[Spatial annotation entries]
■ ■ ■ ■ ■
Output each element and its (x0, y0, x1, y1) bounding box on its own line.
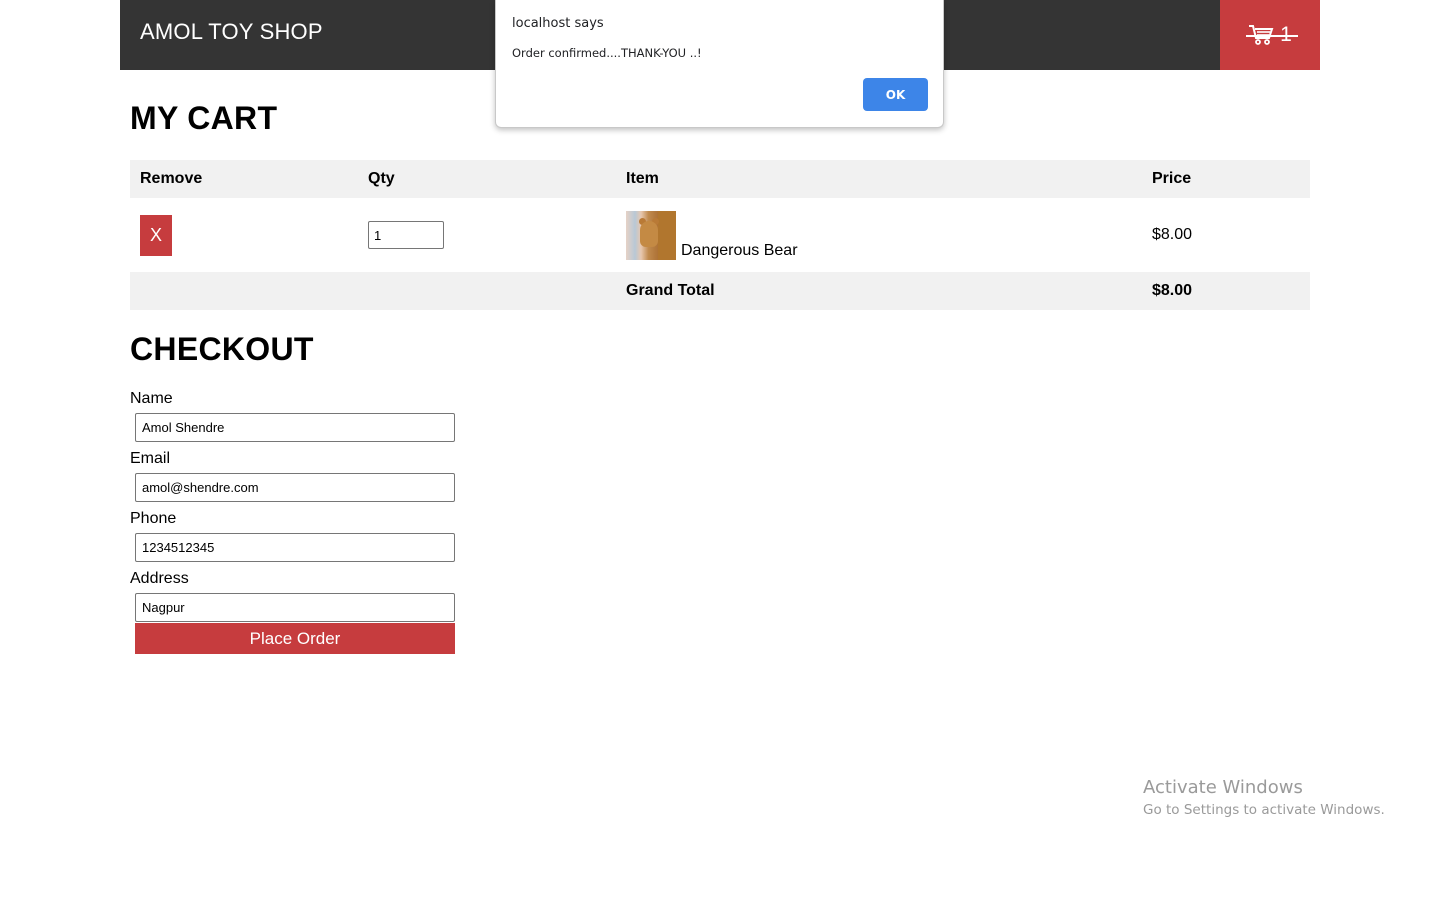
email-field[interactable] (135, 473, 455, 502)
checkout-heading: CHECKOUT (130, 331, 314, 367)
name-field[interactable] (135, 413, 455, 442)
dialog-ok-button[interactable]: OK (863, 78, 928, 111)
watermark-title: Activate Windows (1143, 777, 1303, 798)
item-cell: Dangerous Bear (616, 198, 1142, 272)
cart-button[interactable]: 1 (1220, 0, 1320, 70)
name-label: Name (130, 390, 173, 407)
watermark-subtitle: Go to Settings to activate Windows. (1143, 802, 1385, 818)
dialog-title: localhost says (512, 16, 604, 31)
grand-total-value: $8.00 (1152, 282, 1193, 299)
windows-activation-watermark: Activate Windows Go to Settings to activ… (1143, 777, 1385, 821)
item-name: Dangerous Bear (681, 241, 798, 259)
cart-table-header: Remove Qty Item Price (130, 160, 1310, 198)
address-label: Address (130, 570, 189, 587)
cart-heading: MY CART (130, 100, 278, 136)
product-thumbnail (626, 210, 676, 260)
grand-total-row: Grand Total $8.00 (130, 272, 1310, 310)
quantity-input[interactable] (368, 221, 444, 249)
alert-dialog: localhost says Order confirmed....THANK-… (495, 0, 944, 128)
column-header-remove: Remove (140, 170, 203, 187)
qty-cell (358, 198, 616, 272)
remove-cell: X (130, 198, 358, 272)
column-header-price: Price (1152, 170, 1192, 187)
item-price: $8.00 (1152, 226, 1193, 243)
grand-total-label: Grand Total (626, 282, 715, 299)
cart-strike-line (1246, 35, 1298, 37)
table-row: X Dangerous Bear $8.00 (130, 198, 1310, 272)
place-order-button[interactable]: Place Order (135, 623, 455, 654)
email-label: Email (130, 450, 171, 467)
■ ■ ■ ■ ■
**WHAT YOU WILL DO**
Copy out the stretch of lines from the line containing "email-field[interactable] (135, 473, 455, 502)" through the line containing "quantity-input[interactable] (368, 221, 444, 249)", with both of those lines included.

**ANSWER TO THE TASK**
email-field[interactable] (135, 473, 455, 502)
checkout-heading: CHECKOUT (130, 331, 314, 367)
name-field[interactable] (135, 413, 455, 442)
dialog-ok-button[interactable]: OK (863, 78, 928, 111)
watermark-title: Activate Windows (1143, 777, 1303, 798)
item-cell: Dangerous Bear (616, 198, 1142, 272)
cart-button[interactable]: 1 (1220, 0, 1320, 70)
name-label: Name (130, 390, 173, 407)
watermark-subtitle: Go to Settings to activate Windows. (1143, 802, 1385, 818)
dialog-title: localhost says (512, 16, 604, 31)
grand-total-value: $8.00 (1152, 282, 1193, 299)
windows-activation-watermark: Activate Windows Go to Settings to activ… (1143, 777, 1385, 821)
item-name: Dangerous Bear (681, 241, 798, 259)
cart-table-header: Remove Qty Item Price (130, 160, 1310, 198)
address-label: Address (130, 570, 189, 587)
cart-heading: MY CART (130, 100, 278, 136)
product-thumbnail (626, 210, 676, 260)
grand-total-row: Grand Total $8.00 (130, 272, 1310, 310)
quantity-input[interactable] (368, 221, 444, 249)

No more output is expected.